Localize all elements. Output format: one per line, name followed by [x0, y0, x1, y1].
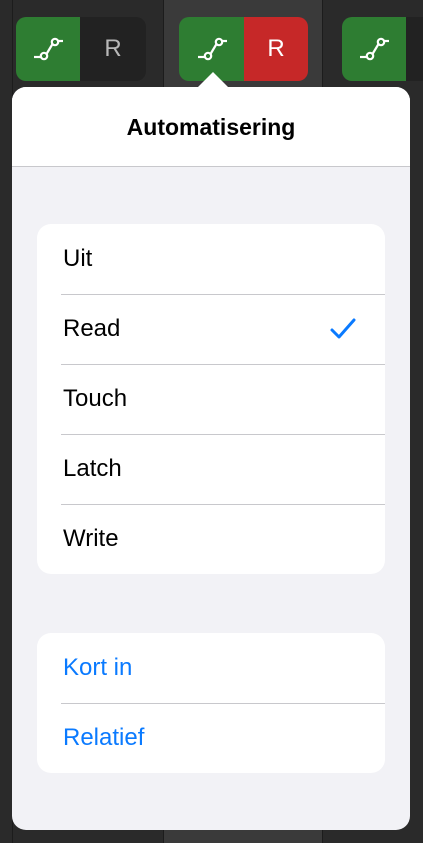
mode-option-write[interactable]: Write: [37, 504, 385, 574]
mode-option-latch[interactable]: Latch: [37, 434, 385, 504]
automation-popover: Automatisering Uit Read Touch Latch Writ…: [12, 87, 410, 830]
mode-option-uit[interactable]: Uit: [37, 224, 385, 294]
mode-label: Uit: [63, 245, 93, 272]
channel-strip-edge: [0, 0, 12, 843]
read-button-2[interactable]: R: [244, 17, 308, 81]
read-button-1[interactable]: R: [80, 17, 146, 81]
automation-curve-icon: [197, 37, 227, 61]
option-label: Relatief: [63, 724, 145, 751]
popover-title: Automatisering: [126, 114, 296, 140]
mixer-background: R R Automatisering Uit Read Touch Latch …: [0, 0, 423, 843]
popover-arrow: [197, 72, 229, 88]
mode-label: Write: [63, 525, 119, 552]
automation-curve-icon: [360, 37, 389, 61]
option-relatief[interactable]: Relatief: [37, 703, 385, 773]
automation-curve-icon: [34, 37, 63, 61]
mode-option-touch[interactable]: Touch: [37, 364, 385, 434]
automation-button-1[interactable]: [16, 17, 80, 81]
mode-label: Read: [63, 315, 121, 342]
option-kort-in[interactable]: Kort in: [37, 633, 385, 703]
automation-button-3[interactable]: [342, 17, 406, 81]
popover-header: Automatisering: [12, 87, 410, 167]
automation-options-list: Kort in Relatief: [37, 633, 385, 773]
automation-mode-list: Uit Read Touch Latch Write: [37, 224, 385, 574]
option-label: Kort in: [63, 654, 133, 681]
checkmark-icon: [330, 318, 356, 339]
read-button-3[interactable]: [406, 17, 423, 81]
mode-label: Touch: [63, 385, 128, 412]
mode-label: Latch: [63, 455, 122, 482]
mode-option-read[interactable]: Read: [37, 294, 385, 364]
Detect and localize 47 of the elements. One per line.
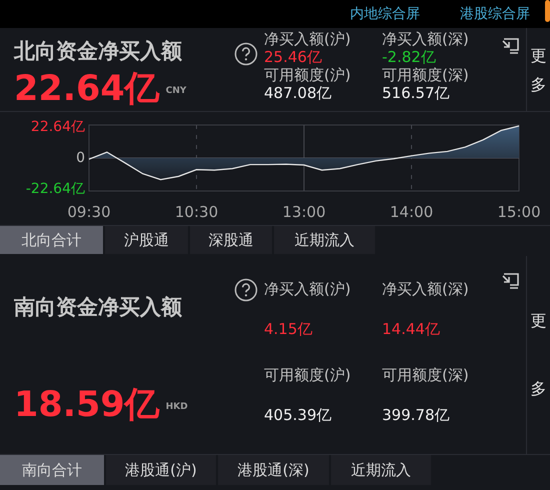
- tab[interactable]: 沪股通: [105, 226, 188, 254]
- stat-label: 可用额度(深): [382, 366, 470, 384]
- stat-label: 可用额度(沪): [264, 366, 352, 384]
- tab[interactable]: 近期流入: [331, 455, 431, 485]
- screen-link[interactable]: 内地综合屏: [350, 4, 420, 24]
- stat-value: -2.82亿: [382, 48, 437, 66]
- tab[interactable]: 北向合计: [0, 226, 103, 254]
- scrollbar-thumb[interactable]: [545, 0, 550, 22]
- axis-label: 14:00: [390, 203, 434, 221]
- axis-label: 0: [76, 150, 85, 166]
- more-button[interactable]: 更多: [530, 40, 546, 98]
- popout-icon[interactable]: [500, 37, 520, 55]
- tab[interactable]: 近期流入: [274, 226, 375, 254]
- tab[interactable]: 港股通(沪): [106, 455, 216, 485]
- help-icon[interactable]: [234, 278, 258, 302]
- net-inflow-value: 18.59亿: [14, 386, 160, 424]
- stat-value: 399.78亿: [382, 406, 450, 424]
- panel-title: 北向资金净买入额: [14, 38, 183, 64]
- axis-label: 22.64亿: [30, 119, 85, 135]
- stat-value: 4.15亿: [264, 320, 314, 338]
- stat-label: 净买入额(深): [382, 280, 470, 298]
- currency-label: HKD: [166, 400, 188, 414]
- stat-value: 25.46亿: [264, 48, 323, 66]
- tab[interactable]: 港股通(深): [218, 455, 329, 485]
- stat-value: 487.08亿: [264, 84, 332, 102]
- axis-label: -22.64亿: [26, 181, 85, 197]
- stat-label: 可用额度(深): [382, 66, 470, 84]
- screen-link[interactable]: 港股综合屏: [460, 4, 530, 24]
- currency-label: CNY: [166, 84, 186, 98]
- axis-label: 13:00: [282, 203, 326, 221]
- axis-label: 10:30: [174, 203, 218, 221]
- stat-value: 516.57亿: [382, 84, 450, 102]
- net-inflow-value: 22.64亿: [14, 70, 160, 108]
- stat-label: 净买入额(沪): [264, 30, 352, 48]
- tab[interactable]: 南向合计: [0, 455, 104, 485]
- stat-label: 可用额度(沪): [264, 66, 352, 84]
- stat-label: 净买入额(沪): [264, 280, 352, 298]
- stat-label: 净买入额(深): [382, 30, 470, 48]
- axis-label: 15:00: [497, 203, 541, 221]
- stat-value: 14.44亿: [382, 320, 441, 338]
- more-button[interactable]: 更多: [530, 287, 546, 423]
- popout-icon[interactable]: [500, 272, 520, 290]
- stat-value: 405.39亿: [264, 406, 332, 424]
- axis-label: 09:30: [67, 203, 111, 221]
- help-icon[interactable]: [234, 42, 258, 66]
- tab[interactable]: 深股通: [190, 226, 272, 254]
- panel-title: 南向资金净买入额: [14, 294, 183, 320]
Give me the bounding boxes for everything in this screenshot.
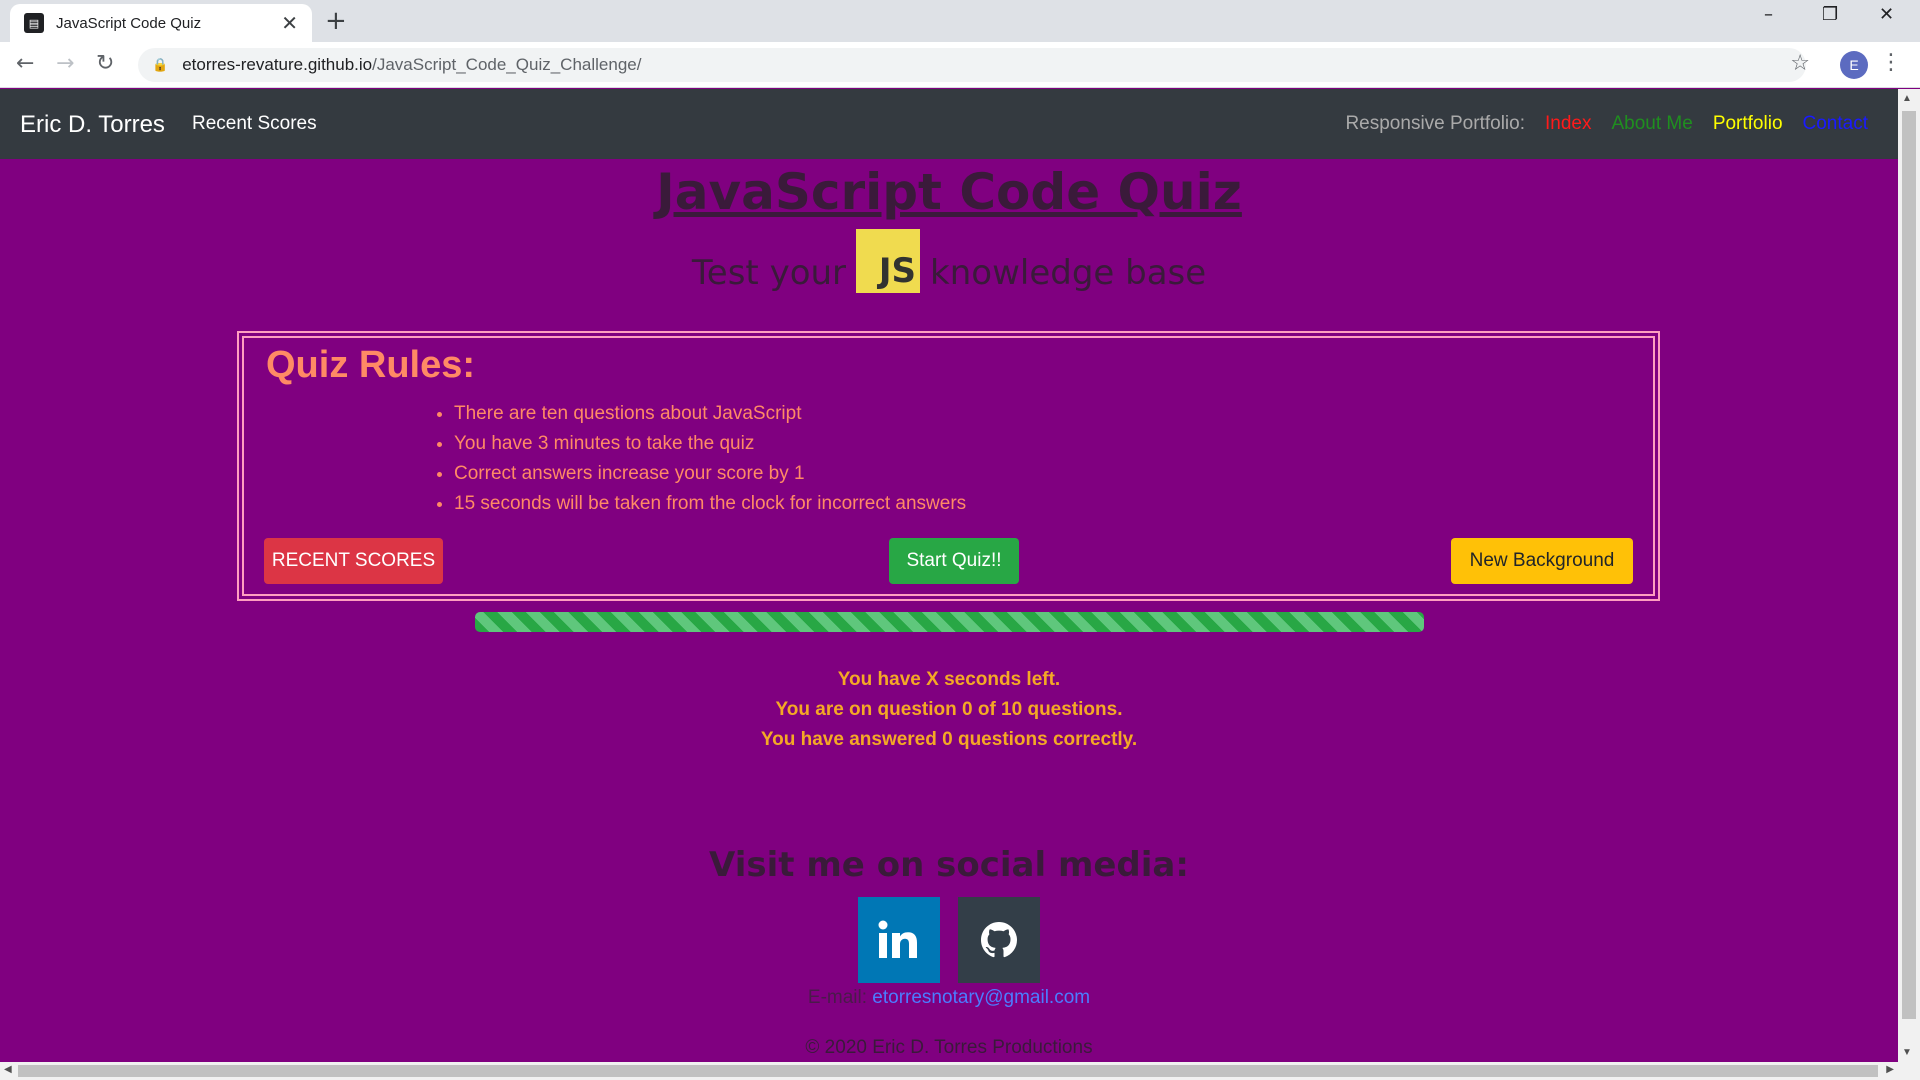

### SHORT TASK
Convert the listing above into a Markdown table with the columns "No." and "Entry," putting each line in its own numbered row. Leave out blank lines and the pictures.

### RESPONSE TO THIS TASK
| No. | Entry |
|---|---|
| 1 | Localize all elements. Output format: one per line, name followed by [x0, y0, x1, y1]. |
| 2 | mode-option-write[interactable]: Write: [37, 504, 385, 574] |
| 3 | mode-option-latch[interactable]: Latch: [37, 434, 385, 504] |
| 4 | automation-popover: Automatisering Uit Read Touch Latch Writ…: [12, 87, 410, 830] |
| 5 | mode-option-uit[interactable]: Uit: [37, 224, 385, 294] |
| 6 | mode-label: Uit: [63, 245, 93, 272] |
| 7 | channel-strip-edge: [0, 0, 12, 843] |
| 8 | read-button-2[interactable]: R: [244, 17, 308, 81] |
| 9 | read-button-1[interactable]: R: [80, 17, 146, 81] |
| 10 | automation-curve-icon: [197, 37, 227, 61] |
| 11 | option-label: Relatief: [63, 724, 145, 751] |
| 12 | popover-title: Automatisering: [126, 114, 296, 140] |
| 13 | mixer-background: R R Automatisering Uit Read Touch Latch …: [0, 0, 423, 843] |
| 14 | popover-arrow: [197, 72, 229, 88] |
| 15 | mode-label: Write: [63, 525, 119, 552] |
| 16 | automation-curve-icon: [360, 37, 389, 61] |
| 17 | option-relatief[interactable]: Relatief: [37, 703, 385, 773] |
| 18 | automation-curve-icon: [34, 37, 63, 61] |
| 19 | mode-option-touch[interactable]: Touch: [37, 364, 385, 434] |
| 20 | automation-button-1[interactable]: [16, 17, 80, 81] |
| 21 | mode-label: Read: [63, 315, 121, 342] |
| 22 | option-kort-in[interactable]: Kort in: [37, 633, 385, 703] |
| 23 | automation-button-3[interactable]: [342, 17, 406, 81] |
| 24 | popover-header: Automatisering: [12, 87, 410, 167] |
| 25 | automation-options-list: Kort in Relatief: [37, 633, 385, 773] |
| 26 | automation-mode-list: Uit Read Touch Latch Write: [37, 224, 385, 574] |
| 27 | option-label: Kort in: [63, 654, 133, 681] |
| 28 | checkmark-icon: [330, 318, 356, 339] |
| 29 | read-button-3[interactable]: [406, 17, 423, 81] |
| 30 | mode-label: Touch: [63, 385, 128, 412] |
| 31 | mode-label: Latch: [63, 455, 122, 482] |
| 32 | mode-option-read[interactable]: Read: [37, 294, 385, 364] |
| 33 | Detect and localize 47 of the elements. One per line. |
| 34 | - tab[interactable]: 沪股通: [105, 226, 188, 254] |
| 35 | - stat-label: 可用额度(深): [382, 366, 470, 384] |
| 36 | - stat-label: 可用额度(沪): [264, 366, 352, 384] |
| 37 | - tab[interactable]: 近期流入: [331, 455, 431, 485] |
| 38 | - screen-link[interactable]: 内地综合屏: [350, 4, 420, 24] |
| 39 | - stat-value: -2.82亿: [382, 48, 437, 66] |
| 40 | - tab[interactable]: 北向合计: [0, 226, 103, 254] |
| 41 | - scrollbar-thumb[interactable]: [545, 0, 550, 22] |
| 42 | - axis-label: 14:00: [390, 203, 434, 221] |
| 43 | - axis-label: 0: [76, 150, 85, 166] |
| 44 | - more-button[interactable]: 更多: [530, 40, 546, 98] |
| 45 | - popout-icon[interactable]: [500, 37, 520, 55] |
| 46 | - tab[interactable]: 近期流入: [274, 226, 375, 254] |
| 47 | - tab[interactable]: 港股通(沪): [106, 455, 216, 485] |
| 48 | - help-icon[interactable]: [234, 278, 258, 302] |
| 49 | - net-inflow-value: 18.59亿: [14, 386, 160, 424] |
| 50 | - stat-value: 399.78亿: [382, 406, 450, 424] |
| 51 | - panel-title: 北向资金净买入额: [14, 38, 183, 64] |
| 52 | - axis-label: 22.64亿: [30, 119, 85, 135] |
| 53 | - stat-value: 4.15亿: [264, 320, 314, 338] |
| 54 | - stat-label: 净买入额(深): [382, 280, 470, 298] |
| 55 | - currency-label: HKD: [166, 400, 188, 414] |
| 56 | - stat-value: 25.46亿: [264, 48, 323, 66] |
| 57 | - tab[interactable]: 港股通(深): [218, 455, 329, 485] |
| 58 | - stat-value: 487.08亿: [264, 84, 332, 102] |
| 59 | - axis-label: -22.64亿: [26, 181, 85, 197] |
| 60 | - stat-label: 可用额度(深): [382, 66, 470, 84] |
| 61 | - screen-link[interactable]: 港股综合屏: [460, 4, 530, 24] |
| 62 | - currency-label: CNY: [166, 84, 186, 98] |
| 63 | - axis-label: 13:00: [282, 203, 326, 221] |
| 64 | - axis-label: 10:30: [174, 203, 218, 221] |
| 65 | - stat-value: 516.57亿: [382, 84, 450, 102] |
| 66 | - net-inflow-value: 22.64亿: [14, 70, 160, 108] |
| 67 | - stat-label: 净买入额(沪): [264, 30, 352, 48] |
| 68 | - tab[interactable]: 南向合计: [0, 455, 104, 485] |
| 69 | - stat-label: 可用额度(沪): [264, 66, 352, 84] |
| 70 | - stat-label: 净买入额(沪): [264, 280, 352, 298] |
| 71 | - stat-label: 净买入额(深): [382, 30, 470, 48] |
| 72 | - axis-label: 15:00: [497, 203, 541, 221] |
| 73 | - stat-value: 14.44亿: [382, 320, 441, 338] |
| 74 | - more-button[interactable]: 更多: [530, 287, 546, 423] |
| 75 | - popout-icon[interactable]: [500, 272, 520, 290] |
| 76 | - stat-value: 405.39亿: [264, 406, 332, 424] |
| 77 | - axis-label: 09:30: [67, 203, 111, 221] |
| 78 | - help-icon[interactable]: [234, 42, 258, 66] |
| 79 | - tab[interactable]: 深股通: [190, 226, 272, 254] |
| 80 | - panel-title: 南向资金净买入额: [14, 294, 183, 320] |
| 81 | Give me the bounding boxes for everything in this screenshot. |